→ **What to work on**:
State how many lines of the data contain the word "phone", and write nothing besides the number.

+++

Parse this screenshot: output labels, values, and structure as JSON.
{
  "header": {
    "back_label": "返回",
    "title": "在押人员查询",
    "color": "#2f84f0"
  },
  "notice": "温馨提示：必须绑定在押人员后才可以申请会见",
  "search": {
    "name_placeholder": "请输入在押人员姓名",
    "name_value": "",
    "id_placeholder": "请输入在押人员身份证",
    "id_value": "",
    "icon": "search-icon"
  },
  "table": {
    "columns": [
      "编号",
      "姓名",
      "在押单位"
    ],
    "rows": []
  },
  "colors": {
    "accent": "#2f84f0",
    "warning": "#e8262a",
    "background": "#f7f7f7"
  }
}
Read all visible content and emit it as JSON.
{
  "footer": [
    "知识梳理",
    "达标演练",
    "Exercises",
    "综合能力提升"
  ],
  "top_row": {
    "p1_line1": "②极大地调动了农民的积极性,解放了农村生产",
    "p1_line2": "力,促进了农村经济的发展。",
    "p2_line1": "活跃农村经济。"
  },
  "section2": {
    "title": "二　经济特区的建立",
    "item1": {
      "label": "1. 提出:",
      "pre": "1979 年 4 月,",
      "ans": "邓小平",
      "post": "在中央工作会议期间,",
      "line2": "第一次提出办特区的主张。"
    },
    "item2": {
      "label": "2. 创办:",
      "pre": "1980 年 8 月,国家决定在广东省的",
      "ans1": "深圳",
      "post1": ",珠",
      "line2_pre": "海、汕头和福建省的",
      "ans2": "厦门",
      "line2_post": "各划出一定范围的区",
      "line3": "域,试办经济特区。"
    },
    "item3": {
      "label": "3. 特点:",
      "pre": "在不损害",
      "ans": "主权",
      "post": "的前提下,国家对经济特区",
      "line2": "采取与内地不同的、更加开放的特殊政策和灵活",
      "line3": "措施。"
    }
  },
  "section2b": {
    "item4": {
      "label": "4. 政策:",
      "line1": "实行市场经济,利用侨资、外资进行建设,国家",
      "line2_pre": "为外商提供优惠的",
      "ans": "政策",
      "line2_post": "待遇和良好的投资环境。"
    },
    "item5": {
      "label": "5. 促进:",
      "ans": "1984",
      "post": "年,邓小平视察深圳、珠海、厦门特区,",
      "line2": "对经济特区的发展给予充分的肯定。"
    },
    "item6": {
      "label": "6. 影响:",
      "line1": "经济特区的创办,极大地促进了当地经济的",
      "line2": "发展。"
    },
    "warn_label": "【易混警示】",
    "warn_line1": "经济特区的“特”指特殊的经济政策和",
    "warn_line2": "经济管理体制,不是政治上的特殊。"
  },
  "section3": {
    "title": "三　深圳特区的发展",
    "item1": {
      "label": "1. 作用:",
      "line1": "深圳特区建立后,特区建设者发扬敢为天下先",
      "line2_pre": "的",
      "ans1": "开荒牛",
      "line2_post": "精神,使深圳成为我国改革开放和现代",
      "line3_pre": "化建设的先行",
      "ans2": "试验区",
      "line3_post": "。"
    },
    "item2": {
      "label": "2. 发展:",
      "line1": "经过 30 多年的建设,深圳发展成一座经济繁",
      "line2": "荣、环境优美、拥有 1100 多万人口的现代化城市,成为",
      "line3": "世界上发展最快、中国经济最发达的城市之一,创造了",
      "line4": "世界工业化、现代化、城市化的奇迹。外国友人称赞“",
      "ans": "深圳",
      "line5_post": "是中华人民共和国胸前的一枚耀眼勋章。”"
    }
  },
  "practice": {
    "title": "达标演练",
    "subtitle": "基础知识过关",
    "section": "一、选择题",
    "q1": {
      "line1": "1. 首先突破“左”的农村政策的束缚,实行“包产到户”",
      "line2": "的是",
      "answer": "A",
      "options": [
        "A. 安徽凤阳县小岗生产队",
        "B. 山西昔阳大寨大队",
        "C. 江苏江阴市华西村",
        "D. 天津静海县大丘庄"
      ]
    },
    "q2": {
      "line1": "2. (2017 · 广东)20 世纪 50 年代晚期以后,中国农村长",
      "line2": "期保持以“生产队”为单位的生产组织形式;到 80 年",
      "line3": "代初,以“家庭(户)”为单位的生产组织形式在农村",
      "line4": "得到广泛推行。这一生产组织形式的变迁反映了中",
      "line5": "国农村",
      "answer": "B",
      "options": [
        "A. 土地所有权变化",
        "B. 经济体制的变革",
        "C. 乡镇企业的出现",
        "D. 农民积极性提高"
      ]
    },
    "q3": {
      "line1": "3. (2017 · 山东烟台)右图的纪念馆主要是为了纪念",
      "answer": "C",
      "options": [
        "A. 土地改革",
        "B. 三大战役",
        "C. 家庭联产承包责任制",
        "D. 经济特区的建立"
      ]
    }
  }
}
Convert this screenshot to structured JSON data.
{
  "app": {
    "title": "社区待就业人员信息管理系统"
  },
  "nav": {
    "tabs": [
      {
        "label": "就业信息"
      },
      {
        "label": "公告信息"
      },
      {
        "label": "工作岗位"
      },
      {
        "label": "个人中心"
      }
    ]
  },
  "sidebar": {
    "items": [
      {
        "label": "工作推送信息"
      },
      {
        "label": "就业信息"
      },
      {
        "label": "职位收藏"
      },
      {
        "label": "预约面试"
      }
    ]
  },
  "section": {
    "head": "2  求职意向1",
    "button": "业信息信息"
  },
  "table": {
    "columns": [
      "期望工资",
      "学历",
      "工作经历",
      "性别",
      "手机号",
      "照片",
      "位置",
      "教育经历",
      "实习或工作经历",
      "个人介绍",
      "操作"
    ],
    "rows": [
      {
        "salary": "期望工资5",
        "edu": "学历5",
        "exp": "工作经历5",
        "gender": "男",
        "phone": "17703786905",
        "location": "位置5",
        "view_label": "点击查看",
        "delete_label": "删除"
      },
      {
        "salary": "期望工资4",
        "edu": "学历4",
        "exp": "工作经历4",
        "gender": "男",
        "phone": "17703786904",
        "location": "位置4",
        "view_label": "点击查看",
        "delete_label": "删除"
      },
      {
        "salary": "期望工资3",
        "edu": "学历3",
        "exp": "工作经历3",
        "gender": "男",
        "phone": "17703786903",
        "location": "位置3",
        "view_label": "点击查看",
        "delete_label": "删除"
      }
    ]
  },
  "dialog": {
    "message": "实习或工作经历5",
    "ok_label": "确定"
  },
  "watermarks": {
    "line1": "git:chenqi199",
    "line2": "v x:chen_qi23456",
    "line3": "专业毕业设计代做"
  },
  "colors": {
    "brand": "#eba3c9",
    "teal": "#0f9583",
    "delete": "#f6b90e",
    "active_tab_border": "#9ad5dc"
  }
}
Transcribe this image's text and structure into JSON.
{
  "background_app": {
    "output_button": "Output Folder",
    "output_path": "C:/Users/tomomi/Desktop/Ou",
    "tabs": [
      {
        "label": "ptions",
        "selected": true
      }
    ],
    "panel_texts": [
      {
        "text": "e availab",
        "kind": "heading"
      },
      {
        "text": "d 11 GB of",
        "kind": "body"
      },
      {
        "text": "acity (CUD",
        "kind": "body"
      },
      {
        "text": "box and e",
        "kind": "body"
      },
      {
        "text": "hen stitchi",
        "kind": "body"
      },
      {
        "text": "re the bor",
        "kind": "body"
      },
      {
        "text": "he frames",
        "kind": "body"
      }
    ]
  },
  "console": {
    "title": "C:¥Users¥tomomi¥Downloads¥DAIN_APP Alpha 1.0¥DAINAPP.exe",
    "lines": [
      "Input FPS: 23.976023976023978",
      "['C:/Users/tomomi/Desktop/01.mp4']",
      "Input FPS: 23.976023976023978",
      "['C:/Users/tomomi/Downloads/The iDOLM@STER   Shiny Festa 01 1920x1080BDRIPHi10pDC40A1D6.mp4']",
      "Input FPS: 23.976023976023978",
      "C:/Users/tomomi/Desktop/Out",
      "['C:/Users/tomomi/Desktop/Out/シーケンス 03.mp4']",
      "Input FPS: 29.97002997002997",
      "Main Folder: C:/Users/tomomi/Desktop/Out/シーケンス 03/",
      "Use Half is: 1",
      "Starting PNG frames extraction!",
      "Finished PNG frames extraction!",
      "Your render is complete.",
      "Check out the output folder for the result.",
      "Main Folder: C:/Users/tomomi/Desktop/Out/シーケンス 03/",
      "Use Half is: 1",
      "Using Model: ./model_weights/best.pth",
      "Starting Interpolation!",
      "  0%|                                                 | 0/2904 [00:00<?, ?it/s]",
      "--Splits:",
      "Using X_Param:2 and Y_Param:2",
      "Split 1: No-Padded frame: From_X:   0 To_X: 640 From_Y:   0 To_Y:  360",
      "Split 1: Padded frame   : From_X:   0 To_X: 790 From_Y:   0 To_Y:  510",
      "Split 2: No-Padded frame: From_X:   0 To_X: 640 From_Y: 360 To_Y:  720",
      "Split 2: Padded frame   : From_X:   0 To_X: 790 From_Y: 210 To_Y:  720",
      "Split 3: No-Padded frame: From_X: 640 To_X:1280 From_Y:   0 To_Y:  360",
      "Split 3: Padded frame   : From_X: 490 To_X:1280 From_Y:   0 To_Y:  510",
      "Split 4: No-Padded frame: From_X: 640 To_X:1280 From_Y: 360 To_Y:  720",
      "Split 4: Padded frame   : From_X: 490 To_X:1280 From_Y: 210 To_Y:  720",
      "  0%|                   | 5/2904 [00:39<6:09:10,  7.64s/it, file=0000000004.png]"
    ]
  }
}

+++

→ **Solved problem**:
3